Recorded data

--------------------------------

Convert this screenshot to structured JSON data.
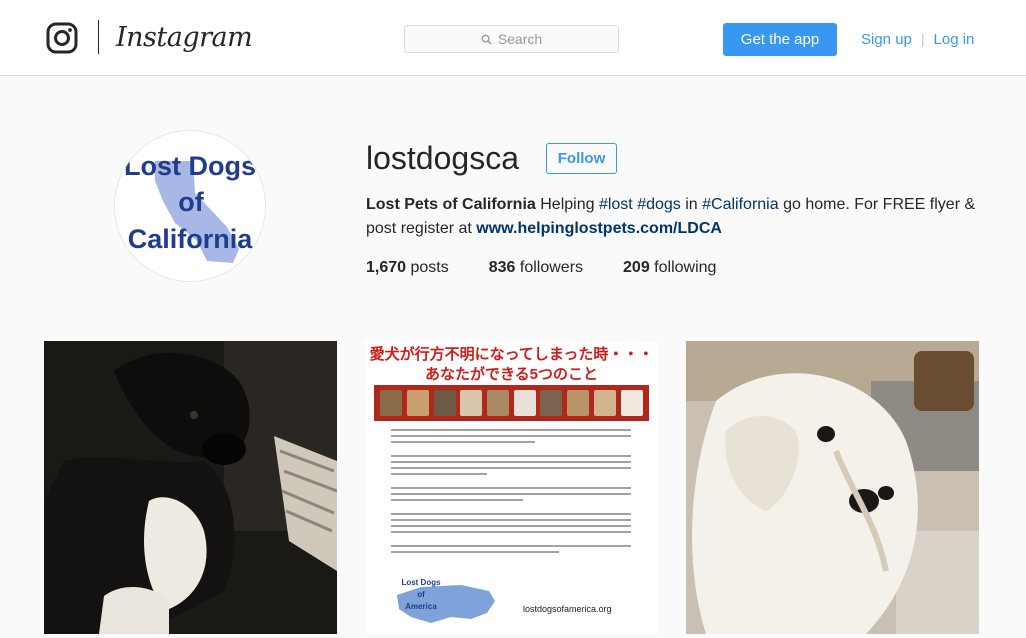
{
  "header": {
    "wordmark": "Instagram",
    "search_placeholder": "Search",
    "get_app_label": "Get the app",
    "signup_label": "Sign up",
    "login_label": "Log in",
    "separator": "|"
  },
  "profile": {
    "avatar_text_line1": "Lost Dogs",
    "avatar_text_line2": "of",
    "avatar_text_line3": "California",
    "username": "lostdogsca",
    "follow_label": "Follow",
    "bio": {
      "name": "Lost Pets of California",
      "t1": " Helping ",
      "tag1": "#lost",
      "t2": " ",
      "tag2": "#dogs",
      "t3": " in ",
      "tag3": "#California",
      "t4": " go home. For FREE flyer & post register at ",
      "link": "www.helpinglostpets.com/LDCA"
    },
    "stats": {
      "posts_count": "1,670",
      "posts_label": " posts",
      "followers_count": "836",
      "followers_label": " followers",
      "following_count": "209",
      "following_label": " following"
    }
  },
  "posts": {
    "flyer_title_1": "愛犬が行方不明になってしまった時・・・",
    "flyer_title_2": "あなたができる5つのこと",
    "flyer_map_label_1": "Lost Dogs",
    "flyer_map_label_2": "of",
    "flyer_map_label_3": "America",
    "flyer_site": "lostdogsofamerica.org"
  },
  "colors": {
    "accent": "#3897f0",
    "link_dark": "#003569",
    "avatar_text": "#1f3d8c",
    "avatar_state": "#a9b7e6"
  }
}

--------------------------------

## WORK TO BE COMPLETED
Your copy should match the records word for word, with the pictures removed.

## ANSWER TO THE TASK
Convert this screenshot to structured JSON data.
{
  "header": {
    "wordmark": "Instagram",
    "search_placeholder": "Search",
    "get_app_label": "Get the app",
    "signup_label": "Sign up",
    "login_label": "Log in",
    "separator": "|"
  },
  "profile": {
    "avatar_text_line1": "Lost Dogs",
    "avatar_text_line2": "of",
    "avatar_text_line3": "California",
    "username": "lostdogsca",
    "follow_label": "Follow",
    "bio": {
      "name": "Lost Pets of California",
      "t1": " Helping ",
      "tag1": "#lost",
      "t2": " ",
      "tag2": "#dogs",
      "t3": " in ",
      "tag3": "#California",
      "t4": " go home. For FREE flyer & post register at ",
      "link": "www.helpinglostpets.com/LDCA"
    },
    "stats": {
      "posts_count": "1,670",
      "posts_label": " posts",
      "followers_count": "836",
      "followers_label": " followers",
      "following_count": "209",
      "following_label": " following"
    }
  },
  "posts": {
    "flyer_title_1": "愛犬が行方不明になってしまった時・・・",
    "flyer_title_2": "あなたができる5つのこと",
    "flyer_map_label_1": "Lost Dogs",
    "flyer_map_label_2": "of",
    "flyer_map_label_3": "America",
    "flyer_site": "lostdogsofamerica.org"
  },
  "colors": {
    "accent": "#3897f0",
    "link_dark": "#003569",
    "avatar_text": "#1f3d8c",
    "avatar_state": "#a9b7e6"
  }
}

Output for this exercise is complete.